### Dataset items
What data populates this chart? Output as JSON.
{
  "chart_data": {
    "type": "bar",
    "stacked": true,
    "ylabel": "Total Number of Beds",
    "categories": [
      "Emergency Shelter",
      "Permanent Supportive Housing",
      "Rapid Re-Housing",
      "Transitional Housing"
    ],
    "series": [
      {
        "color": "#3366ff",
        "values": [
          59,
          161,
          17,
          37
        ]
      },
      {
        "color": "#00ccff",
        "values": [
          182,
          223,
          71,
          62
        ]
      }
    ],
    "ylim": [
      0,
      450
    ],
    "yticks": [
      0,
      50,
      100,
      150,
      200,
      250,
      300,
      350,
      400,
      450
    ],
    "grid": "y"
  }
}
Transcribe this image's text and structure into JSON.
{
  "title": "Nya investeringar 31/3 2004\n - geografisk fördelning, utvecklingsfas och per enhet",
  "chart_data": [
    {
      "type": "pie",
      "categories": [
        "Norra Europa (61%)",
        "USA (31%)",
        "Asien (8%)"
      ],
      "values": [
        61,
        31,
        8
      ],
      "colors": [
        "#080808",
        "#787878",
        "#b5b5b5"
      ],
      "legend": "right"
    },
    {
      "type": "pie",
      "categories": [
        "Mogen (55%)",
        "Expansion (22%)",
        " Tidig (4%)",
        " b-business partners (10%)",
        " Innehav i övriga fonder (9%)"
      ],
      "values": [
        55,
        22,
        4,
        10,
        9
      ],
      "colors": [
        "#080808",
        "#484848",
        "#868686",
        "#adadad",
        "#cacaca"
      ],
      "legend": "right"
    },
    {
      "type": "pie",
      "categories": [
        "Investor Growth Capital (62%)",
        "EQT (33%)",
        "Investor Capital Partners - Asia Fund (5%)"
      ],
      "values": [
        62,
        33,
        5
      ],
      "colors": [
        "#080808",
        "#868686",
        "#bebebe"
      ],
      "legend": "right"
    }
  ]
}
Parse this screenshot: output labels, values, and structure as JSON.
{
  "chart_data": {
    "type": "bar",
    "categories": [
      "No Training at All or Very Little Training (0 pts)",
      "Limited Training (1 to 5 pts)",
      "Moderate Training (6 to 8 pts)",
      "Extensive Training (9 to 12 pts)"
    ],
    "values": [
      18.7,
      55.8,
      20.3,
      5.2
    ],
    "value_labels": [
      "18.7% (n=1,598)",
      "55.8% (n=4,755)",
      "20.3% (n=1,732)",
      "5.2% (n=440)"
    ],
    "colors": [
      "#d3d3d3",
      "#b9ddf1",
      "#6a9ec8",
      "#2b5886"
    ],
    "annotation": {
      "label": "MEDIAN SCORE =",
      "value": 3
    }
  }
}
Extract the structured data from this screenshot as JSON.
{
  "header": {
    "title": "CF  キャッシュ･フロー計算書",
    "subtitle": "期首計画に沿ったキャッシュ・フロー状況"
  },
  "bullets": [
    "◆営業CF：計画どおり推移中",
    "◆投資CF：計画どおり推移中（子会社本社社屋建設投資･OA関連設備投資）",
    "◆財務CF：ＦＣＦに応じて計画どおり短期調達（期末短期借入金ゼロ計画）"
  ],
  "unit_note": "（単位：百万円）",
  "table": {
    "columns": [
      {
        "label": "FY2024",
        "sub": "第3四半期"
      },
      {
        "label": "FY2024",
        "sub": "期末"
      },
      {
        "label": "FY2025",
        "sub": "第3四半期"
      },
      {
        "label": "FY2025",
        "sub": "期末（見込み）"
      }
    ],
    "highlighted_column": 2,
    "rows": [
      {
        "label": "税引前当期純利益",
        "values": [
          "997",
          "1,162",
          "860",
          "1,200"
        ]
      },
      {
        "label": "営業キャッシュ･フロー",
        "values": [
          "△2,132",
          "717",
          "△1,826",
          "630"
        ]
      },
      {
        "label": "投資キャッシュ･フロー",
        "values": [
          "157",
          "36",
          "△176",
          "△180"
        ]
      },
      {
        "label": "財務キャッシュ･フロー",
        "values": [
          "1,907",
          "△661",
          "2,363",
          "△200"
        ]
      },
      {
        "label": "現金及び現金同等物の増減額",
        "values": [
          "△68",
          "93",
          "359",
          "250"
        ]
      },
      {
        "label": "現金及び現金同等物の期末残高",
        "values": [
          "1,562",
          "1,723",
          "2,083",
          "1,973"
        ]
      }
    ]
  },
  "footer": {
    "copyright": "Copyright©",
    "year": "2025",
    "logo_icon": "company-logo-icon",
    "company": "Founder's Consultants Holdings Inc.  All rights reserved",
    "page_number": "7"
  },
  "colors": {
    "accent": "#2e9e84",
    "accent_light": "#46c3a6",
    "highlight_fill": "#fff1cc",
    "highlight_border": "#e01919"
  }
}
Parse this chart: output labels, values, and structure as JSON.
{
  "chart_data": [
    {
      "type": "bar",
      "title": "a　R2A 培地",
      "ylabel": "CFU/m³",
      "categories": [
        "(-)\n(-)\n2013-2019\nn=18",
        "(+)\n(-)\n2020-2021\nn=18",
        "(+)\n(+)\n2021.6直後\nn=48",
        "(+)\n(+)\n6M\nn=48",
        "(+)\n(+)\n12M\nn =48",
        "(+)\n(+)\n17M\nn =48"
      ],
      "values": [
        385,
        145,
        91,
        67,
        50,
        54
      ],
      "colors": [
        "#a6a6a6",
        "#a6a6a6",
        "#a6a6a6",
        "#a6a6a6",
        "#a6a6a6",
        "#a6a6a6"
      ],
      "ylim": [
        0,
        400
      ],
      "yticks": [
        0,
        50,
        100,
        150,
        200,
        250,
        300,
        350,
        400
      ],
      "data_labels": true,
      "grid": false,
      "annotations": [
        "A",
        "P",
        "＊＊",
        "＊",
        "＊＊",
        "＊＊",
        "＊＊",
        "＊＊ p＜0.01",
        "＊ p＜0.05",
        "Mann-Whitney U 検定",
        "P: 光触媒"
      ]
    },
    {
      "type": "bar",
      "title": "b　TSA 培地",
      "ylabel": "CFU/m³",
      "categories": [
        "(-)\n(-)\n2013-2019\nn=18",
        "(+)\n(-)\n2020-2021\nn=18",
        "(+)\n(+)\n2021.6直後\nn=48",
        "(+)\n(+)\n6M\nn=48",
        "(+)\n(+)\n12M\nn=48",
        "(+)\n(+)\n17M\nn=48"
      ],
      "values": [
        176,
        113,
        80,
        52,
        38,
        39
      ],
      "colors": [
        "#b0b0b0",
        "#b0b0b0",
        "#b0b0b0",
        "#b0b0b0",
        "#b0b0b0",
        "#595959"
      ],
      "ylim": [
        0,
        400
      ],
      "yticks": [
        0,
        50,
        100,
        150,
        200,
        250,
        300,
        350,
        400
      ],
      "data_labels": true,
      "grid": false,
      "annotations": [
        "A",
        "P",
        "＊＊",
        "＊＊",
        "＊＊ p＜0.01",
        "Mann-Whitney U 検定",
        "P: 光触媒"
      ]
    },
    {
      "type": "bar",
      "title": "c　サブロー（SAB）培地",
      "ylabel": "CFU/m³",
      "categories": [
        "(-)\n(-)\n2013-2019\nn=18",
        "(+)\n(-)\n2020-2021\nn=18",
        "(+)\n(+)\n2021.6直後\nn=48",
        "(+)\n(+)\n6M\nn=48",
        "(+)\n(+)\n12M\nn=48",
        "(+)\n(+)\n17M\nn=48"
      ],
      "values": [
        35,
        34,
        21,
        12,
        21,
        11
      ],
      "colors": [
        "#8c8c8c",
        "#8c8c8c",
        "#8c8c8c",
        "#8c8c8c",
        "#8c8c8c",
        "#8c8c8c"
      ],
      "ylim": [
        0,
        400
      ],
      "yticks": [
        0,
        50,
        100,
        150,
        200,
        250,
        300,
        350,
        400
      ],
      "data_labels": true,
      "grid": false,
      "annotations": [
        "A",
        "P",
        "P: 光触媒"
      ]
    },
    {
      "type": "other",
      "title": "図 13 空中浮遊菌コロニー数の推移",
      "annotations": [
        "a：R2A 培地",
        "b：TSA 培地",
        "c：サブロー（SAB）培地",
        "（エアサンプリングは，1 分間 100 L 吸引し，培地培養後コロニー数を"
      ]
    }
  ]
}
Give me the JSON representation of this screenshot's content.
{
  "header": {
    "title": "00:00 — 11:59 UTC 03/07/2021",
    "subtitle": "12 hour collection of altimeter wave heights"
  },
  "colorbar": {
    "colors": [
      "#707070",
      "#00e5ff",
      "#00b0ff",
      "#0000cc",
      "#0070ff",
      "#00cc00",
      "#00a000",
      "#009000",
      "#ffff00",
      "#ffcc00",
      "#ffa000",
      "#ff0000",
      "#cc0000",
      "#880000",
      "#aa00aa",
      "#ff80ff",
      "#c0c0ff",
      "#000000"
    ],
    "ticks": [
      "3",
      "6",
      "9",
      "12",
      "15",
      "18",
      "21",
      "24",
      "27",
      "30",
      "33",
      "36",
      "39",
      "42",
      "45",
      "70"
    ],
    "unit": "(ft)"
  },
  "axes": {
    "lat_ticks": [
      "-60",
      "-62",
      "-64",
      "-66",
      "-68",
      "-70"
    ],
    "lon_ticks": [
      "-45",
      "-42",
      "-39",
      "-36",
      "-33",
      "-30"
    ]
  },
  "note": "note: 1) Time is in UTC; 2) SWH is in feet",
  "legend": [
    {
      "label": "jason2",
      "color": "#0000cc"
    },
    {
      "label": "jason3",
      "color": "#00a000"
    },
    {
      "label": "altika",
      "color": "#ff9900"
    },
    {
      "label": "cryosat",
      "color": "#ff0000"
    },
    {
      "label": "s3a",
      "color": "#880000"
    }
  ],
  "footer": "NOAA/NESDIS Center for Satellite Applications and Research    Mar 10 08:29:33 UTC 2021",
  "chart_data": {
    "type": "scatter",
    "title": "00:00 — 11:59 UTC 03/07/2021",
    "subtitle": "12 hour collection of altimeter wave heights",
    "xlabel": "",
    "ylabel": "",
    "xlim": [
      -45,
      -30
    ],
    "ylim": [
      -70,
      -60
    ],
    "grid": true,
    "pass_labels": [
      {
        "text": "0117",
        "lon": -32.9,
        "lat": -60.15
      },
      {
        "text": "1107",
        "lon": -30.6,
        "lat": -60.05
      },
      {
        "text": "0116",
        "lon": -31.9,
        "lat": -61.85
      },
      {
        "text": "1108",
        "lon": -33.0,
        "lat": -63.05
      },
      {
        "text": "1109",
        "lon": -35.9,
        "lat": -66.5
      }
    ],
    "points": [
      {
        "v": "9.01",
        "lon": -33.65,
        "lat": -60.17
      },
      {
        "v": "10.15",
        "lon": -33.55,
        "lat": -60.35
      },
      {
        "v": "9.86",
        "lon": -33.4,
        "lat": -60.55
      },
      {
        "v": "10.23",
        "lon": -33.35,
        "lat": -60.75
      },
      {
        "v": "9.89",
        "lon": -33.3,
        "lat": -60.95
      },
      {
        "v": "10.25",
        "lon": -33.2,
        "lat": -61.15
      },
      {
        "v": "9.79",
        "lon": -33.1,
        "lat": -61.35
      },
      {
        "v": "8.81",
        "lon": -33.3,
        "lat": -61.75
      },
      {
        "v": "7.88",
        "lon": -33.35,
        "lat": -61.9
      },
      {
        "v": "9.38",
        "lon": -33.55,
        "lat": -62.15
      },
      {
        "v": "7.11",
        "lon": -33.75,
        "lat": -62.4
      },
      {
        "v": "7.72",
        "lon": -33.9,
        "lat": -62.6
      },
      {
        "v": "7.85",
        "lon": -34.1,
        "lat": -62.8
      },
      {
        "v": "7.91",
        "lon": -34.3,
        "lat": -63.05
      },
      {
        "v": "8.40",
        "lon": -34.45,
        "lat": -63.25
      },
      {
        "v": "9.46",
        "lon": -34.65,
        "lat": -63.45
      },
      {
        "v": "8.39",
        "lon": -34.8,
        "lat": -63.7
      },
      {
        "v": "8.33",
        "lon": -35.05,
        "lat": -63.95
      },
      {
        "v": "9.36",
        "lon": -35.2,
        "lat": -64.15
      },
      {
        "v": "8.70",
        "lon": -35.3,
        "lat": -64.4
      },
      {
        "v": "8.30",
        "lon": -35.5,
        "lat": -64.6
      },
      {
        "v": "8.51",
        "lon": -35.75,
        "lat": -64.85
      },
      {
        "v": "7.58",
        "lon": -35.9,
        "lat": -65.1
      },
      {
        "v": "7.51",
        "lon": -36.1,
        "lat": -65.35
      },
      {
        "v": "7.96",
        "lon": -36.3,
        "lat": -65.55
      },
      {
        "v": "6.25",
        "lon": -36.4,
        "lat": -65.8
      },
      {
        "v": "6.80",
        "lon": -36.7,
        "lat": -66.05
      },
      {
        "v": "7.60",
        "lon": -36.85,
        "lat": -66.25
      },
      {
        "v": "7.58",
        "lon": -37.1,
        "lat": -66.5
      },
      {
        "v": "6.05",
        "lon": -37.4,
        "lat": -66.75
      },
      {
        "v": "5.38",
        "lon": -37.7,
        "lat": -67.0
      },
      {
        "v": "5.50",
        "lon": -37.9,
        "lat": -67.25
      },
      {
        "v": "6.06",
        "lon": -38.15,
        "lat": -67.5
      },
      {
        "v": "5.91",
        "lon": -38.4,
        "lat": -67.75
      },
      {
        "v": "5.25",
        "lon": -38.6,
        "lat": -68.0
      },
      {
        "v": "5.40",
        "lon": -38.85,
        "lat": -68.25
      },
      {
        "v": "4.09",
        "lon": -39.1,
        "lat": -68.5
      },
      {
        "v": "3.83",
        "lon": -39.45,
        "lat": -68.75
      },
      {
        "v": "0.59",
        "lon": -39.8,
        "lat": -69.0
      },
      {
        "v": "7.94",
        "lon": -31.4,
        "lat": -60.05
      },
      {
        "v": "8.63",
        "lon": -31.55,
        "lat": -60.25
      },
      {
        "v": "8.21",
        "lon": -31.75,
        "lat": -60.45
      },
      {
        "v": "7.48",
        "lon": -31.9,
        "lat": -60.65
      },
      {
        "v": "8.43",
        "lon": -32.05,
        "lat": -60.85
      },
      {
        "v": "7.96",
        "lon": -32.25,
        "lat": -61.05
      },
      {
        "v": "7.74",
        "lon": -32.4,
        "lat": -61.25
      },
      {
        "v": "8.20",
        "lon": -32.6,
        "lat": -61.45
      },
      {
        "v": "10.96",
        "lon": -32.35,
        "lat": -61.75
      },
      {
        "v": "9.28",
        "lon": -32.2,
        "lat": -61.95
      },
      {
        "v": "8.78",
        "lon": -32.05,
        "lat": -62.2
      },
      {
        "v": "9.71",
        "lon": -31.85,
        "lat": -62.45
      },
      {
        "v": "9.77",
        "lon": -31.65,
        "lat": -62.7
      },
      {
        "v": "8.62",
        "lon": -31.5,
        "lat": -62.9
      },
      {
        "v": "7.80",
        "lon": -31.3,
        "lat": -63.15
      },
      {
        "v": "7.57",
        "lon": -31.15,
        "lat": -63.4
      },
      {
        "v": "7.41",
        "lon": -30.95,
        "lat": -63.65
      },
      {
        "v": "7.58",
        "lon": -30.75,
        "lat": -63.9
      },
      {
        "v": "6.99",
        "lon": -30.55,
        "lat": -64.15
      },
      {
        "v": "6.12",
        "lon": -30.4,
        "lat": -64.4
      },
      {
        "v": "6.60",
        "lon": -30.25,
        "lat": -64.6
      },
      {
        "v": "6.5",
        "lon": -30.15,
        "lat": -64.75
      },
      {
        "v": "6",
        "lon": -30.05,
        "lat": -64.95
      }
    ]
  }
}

### Job
In the entries above, locate every line with the word "altimeter" and copy it.

### Solution for this task
    "subtitle": "12 hour collection of altimeter wave heights"
    "subtitle": "12 hour collection of altimeter wave heights",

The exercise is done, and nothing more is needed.